Stored data entries:
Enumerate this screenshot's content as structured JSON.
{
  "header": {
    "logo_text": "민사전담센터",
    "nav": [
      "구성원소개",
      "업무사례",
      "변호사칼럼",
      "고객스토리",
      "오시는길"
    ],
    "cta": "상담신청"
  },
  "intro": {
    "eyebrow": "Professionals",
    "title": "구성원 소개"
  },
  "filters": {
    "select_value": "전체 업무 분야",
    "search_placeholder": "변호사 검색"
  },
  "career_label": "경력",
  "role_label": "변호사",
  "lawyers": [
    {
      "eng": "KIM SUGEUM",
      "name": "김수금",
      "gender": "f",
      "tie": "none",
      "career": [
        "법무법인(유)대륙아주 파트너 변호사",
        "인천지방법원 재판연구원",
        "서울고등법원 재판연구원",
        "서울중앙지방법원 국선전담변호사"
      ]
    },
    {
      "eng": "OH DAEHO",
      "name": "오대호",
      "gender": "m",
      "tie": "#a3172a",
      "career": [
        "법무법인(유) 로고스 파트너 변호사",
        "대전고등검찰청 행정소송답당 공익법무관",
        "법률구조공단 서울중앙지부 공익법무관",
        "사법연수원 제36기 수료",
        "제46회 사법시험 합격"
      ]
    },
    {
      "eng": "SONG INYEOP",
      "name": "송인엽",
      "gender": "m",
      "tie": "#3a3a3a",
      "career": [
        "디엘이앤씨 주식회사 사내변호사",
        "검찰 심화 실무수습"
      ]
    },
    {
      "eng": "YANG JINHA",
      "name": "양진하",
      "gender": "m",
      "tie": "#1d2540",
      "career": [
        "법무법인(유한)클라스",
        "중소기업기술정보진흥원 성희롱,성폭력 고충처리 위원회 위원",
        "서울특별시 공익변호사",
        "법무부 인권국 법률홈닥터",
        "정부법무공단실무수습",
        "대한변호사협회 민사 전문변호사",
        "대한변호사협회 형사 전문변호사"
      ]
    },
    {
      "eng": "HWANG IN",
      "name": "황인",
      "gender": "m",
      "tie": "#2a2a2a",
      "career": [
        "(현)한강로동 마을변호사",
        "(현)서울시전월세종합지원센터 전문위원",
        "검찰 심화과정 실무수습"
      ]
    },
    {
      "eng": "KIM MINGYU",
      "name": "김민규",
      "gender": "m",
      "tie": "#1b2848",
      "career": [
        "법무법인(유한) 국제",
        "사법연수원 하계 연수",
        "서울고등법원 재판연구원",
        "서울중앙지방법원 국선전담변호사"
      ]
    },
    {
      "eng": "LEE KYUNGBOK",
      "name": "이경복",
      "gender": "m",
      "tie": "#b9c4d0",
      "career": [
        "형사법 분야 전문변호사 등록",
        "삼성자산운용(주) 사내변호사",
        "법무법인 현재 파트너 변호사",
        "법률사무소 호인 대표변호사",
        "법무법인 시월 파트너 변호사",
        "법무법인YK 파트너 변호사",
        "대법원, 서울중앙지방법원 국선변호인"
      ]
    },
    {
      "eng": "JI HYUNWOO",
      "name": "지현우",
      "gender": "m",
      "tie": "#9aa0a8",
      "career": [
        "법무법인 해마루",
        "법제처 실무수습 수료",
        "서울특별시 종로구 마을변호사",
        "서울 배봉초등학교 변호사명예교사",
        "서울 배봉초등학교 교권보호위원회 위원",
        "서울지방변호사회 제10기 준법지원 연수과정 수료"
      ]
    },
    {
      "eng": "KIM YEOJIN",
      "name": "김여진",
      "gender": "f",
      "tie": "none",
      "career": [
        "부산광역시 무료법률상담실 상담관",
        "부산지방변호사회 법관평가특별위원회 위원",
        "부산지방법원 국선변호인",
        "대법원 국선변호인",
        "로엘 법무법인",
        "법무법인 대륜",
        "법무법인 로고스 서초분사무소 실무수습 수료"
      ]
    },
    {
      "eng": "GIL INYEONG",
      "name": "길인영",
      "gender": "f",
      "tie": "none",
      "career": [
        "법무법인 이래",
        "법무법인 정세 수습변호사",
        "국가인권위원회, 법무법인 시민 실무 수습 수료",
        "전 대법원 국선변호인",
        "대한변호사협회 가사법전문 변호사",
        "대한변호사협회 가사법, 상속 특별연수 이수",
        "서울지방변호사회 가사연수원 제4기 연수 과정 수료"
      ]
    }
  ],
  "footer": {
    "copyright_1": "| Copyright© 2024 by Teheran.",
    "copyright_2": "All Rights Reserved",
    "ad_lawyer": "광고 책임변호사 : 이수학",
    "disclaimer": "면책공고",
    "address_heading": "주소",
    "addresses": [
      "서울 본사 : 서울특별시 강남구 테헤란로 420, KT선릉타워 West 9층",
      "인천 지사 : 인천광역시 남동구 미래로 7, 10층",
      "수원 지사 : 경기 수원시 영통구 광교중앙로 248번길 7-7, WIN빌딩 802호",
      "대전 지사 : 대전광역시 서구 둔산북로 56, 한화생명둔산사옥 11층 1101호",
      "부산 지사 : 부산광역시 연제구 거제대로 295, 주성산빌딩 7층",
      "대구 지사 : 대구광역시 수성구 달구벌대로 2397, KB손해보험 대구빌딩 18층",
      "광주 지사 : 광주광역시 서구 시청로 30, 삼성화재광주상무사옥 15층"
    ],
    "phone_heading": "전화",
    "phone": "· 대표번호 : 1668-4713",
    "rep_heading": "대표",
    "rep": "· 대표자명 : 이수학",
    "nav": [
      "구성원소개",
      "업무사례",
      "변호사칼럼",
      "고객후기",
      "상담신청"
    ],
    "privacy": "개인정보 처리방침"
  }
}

**EXERCISE OBJECTIVE:**
Everything in the listing above should be restated exactly.

**RIGHT ANSWER:**
Enumerate this screenshot's content as structured JSON.
{
  "header": {
    "logo_text": "민사전담센터",
    "nav": [
      "구성원소개",
      "업무사례",
      "변호사칼럼",
      "고객스토리",
      "오시는길"
    ],
    "cta": "상담신청"
  },
  "intro": {
    "eyebrow": "Professionals",
    "title": "구성원 소개"
  },
  "filters": {
    "select_value": "전체 업무 분야",
    "search_placeholder": "변호사 검색"
  },
  "career_label": "경력",
  "role_label": "변호사",
  "lawyers": [
    {
      "eng": "KIM SUGEUM",
      "name": "김수금",
      "gender": "f",
      "tie": "none",
      "career": [
        "법무법인(유)대륙아주 파트너 변호사",
        "인천지방법원 재판연구원",
        "서울고등법원 재판연구원",
        "서울중앙지방법원 국선전담변호사"
      ]
    },
    {
      "eng": "OH DAEHO",
      "name": "오대호",
      "gender": "m",
      "tie": "#a3172a",
      "career": [
        "법무법인(유) 로고스 파트너 변호사",
        "대전고등검찰청 행정소송답당 공익법무관",
        "법률구조공단 서울중앙지부 공익법무관",
        "사법연수원 제36기 수료",
        "제46회 사법시험 합격"
      ]
    },
    {
      "eng": "SONG INYEOP",
      "name": "송인엽",
      "gender": "m",
      "tie": "#3a3a3a",
      "career": [
        "디엘이앤씨 주식회사 사내변호사",
        "검찰 심화 실무수습"
      ]
    },
    {
      "eng": "YANG JINHA",
      "name": "양진하",
      "gender": "m",
      "tie": "#1d2540",
      "career": [
        "법무법인(유한)클라스",
        "중소기업기술정보진흥원 성희롱,성폭력 고충처리 위원회 위원",
        "서울특별시 공익변호사",
        "법무부 인권국 법률홈닥터",
        "정부법무공단실무수습",
        "대한변호사협회 민사 전문변호사",
        "대한변호사협회 형사 전문변호사"
      ]
    },
    {
      "eng": "HWANG IN",
      "name": "황인",
      "gender": "m",
      "tie": "#2a2a2a",
      "career": [
        "(현)한강로동 마을변호사",
        "(현)서울시전월세종합지원센터 전문위원",
        "검찰 심화과정 실무수습"
      ]
    },
    {
      "eng": "KIM MINGYU",
      "name": "김민규",
      "gender": "m",
      "tie": "#1b2848",
      "career": [
        "법무법인(유한) 국제",
        "사법연수원 하계 연수",
        "서울고등법원 재판연구원",
        "서울중앙지방법원 국선전담변호사"
      ]
    },
    {
      "eng": "LEE KYUNGBOK",
      "name": "이경복",
      "gender": "m",
      "tie": "#b9c4d0",
      "career": [
        "형사법 분야 전문변호사 등록",
        "삼성자산운용(주) 사내변호사",
        "법무법인 현재 파트너 변호사",
        "법률사무소 호인 대표변호사",
        "법무법인 시월 파트너 변호사",
        "법무법인YK 파트너 변호사",
        "대법원, 서울중앙지방법원 국선변호인"
      ]
    },
    {
      "eng": "JI HYUNWOO",
      "name": "지현우",
      "gender": "m",
      "tie": "#9aa0a8",
      "career": [
        "법무법인 해마루",
        "법제처 실무수습 수료",
        "서울특별시 종로구 마을변호사",
        "서울 배봉초등학교 변호사명예교사",
        "서울 배봉초등학교 교권보호위원회 위원",
        "서울지방변호사회 제10기 준법지원 연수과정 수료"
      ]
    },
    {
      "eng": "KIM YEOJIN",
      "name": "김여진",
      "gender": "f",
      "tie": "none",
      "career": [
        "부산광역시 무료법률상담실 상담관",
        "부산지방변호사회 법관평가특별위원회 위원",
        "부산지방법원 국선변호인",
        "대법원 국선변호인",
        "로엘 법무법인",
        "법무법인 대륜",
        "법무법인 로고스 서초분사무소 실무수습 수료"
      ]
    },
    {
      "eng": "GIL INYEONG",
      "name": "길인영",
      "gender": "f",
      "tie": "none",
      "career": [
        "법무법인 이래",
        "법무법인 정세 수습변호사",
        "국가인권위원회, 법무법인 시민 실무 수습 수료",
        "전 대법원 국선변호인",
        "대한변호사협회 가사법전문 변호사",
        "대한변호사협회 가사법, 상속 특별연수 이수",
        "서울지방변호사회 가사연수원 제4기 연수 과정 수료"
      ]
    }
  ],
  "footer": {
    "copyright_1": "| Copyright© 2024 by Teheran.",
    "copyright_2": "All Rights Reserved",
    "ad_lawyer": "광고 책임변호사 : 이수학",
    "disclaimer": "면책공고",
    "address_heading": "주소",
    "addresses": [
      "서울 본사 : 서울특별시 강남구 테헤란로 420, KT선릉타워 West 9층",
      "인천 지사 : 인천광역시 남동구 미래로 7, 10층",
      "수원 지사 : 경기 수원시 영통구 광교중앙로 248번길 7-7, WIN빌딩 802호",
      "대전 지사 : 대전광역시 서구 둔산북로 56, 한화생명둔산사옥 11층 1101호",
      "부산 지사 : 부산광역시 연제구 거제대로 295, 주성산빌딩 7층",
      "대구 지사 : 대구광역시 수성구 달구벌대로 2397, KB손해보험 대구빌딩 18층",
      "광주 지사 : 광주광역시 서구 시청로 30, 삼성화재광주상무사옥 15층"
    ],
    "phone_heading": "전화",
    "phone": "· 대표번호 : 1668-4713",
    "rep_heading": "대표",
    "rep": "· 대표자명 : 이수학",
    "nav": [
      "구성원소개",
      "업무사례",
      "변호사칼럼",
      "고객후기",
      "상담신청"
    ],
    "privacy": "개인정보 처리방침"
  }
}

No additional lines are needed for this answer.